Copy out every line that contains "this".

Stored entries:

━━━━━━━━━━

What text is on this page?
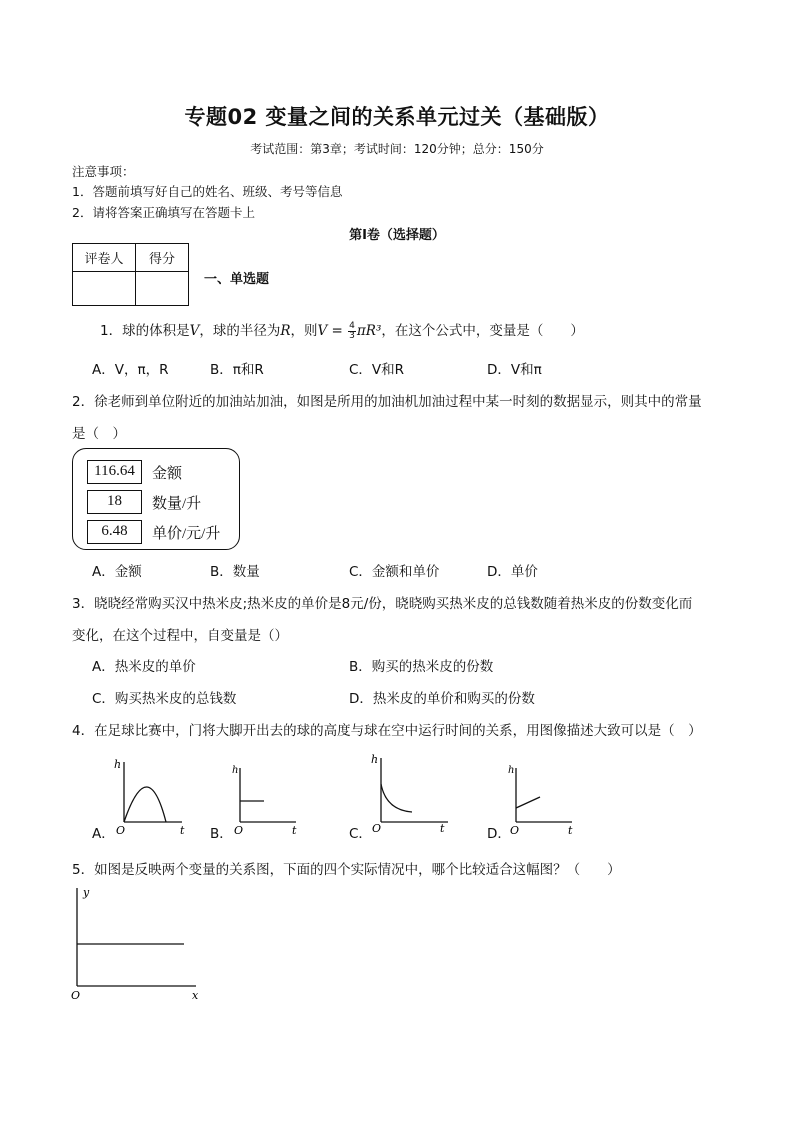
专题02 变量之间的关系单元过关（基础版）
考试范围：第3章；考试时间：120分钟；总分：150分
注意事项：
1．答题前填写好自己的姓名、班级、考号等信息
2．请将答案正确填写在答题卡上
第I卷（选择题）
评卷人	得分

一、单选题
1．球的体积是V，球的半径为R，则$V = \frac{4}{3} \pi R^3$，在这个公式中，变量是（　　）
A．V，π，R	B．π和R	C．V和R	D．V和π
2．徐老师到单位附近的加油站加油，如图是所用的加油机加油过程中某一时刻的数据显示，则其中的常量
是（　）
116.64	金额
18	数量/升
6.48	单价/元/升
A．金额	B．数量	C．金额和单价	D．单价
3．晓晓经常购买汉中热米皮;热米皮的单价是8元/份，晓晓购买热米皮的总钱数随着热米皮的份数变化而
变化，在这个过程中，自变量是（）
A．热米皮的单价	B．购买的热米皮的份数
C．购买热米皮的总钱数	D．热米皮的单价和购买的份数
4．在足球比赛中，门将大脚开出去的球的高度与球在空中运行时间的关系，用图像描述大致可以是（　）
A．
h
O	t B．
h
O	t	C．
h
O	t	D．
h
O	t
5．如图是反映两个变量的关系图，下面的四个实际情况中，哪个比较适合这幅图？（　　）
y
O	x
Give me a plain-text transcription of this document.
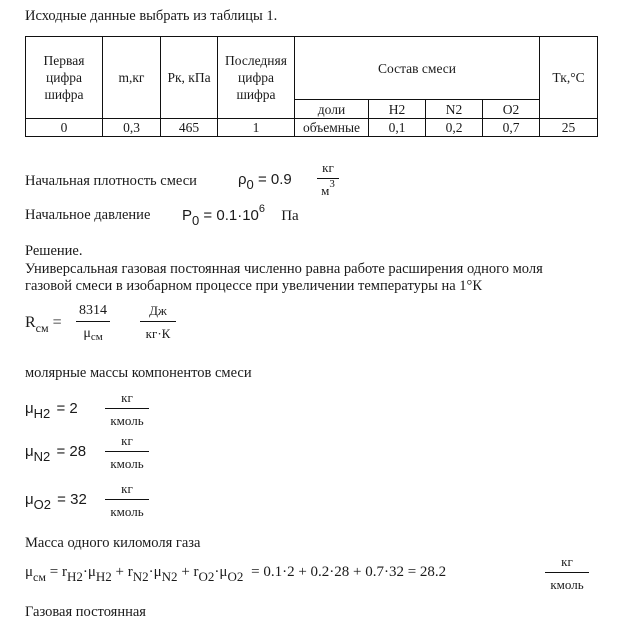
Исходные данные выбрать из таблицы 1.
Первая цифра шифра	m,кг	Рк, кПа	Последняя цифра шифра	Состав смеси				Тк,°С
				доли	H2	N2	O2	
0	0,3	465	1	объемные	0,1	0,2	0,7	25
Начальная плотность смеси	ρ0 = 0.9
кг
$м^3$
Начальное давление $P0 = 0.1\cdot 10^6$ Па
Решение.
Универсальная газовая постоянная численно равна работе расширения одного моля
газовой смеси в изобарном процессе при увеличении температуры на 1°К
$R_{см}$ =
8314
$\mu_{см}$
Дж
кг·К
молярные массы компонентов смеси
μH2 = 2
кг
кмоль
μN2 = 28
кг
кмоль
μO2 = 32
кг
кмоль
Масса одного киломоля газа
$\mu_{см} = rH2\cdot\mu H2 + rN2\cdot\mu N2 + rO2\cdot\mu O2 = 0.1\cdot 2 + 0.2\cdot 28 + 0.7\cdot 32 = 28.2$
кг
кмоль
Газовая постоянная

━━━━━━━━━━

Full response
What text is on this page?
Give me a plain-text transcription of this document.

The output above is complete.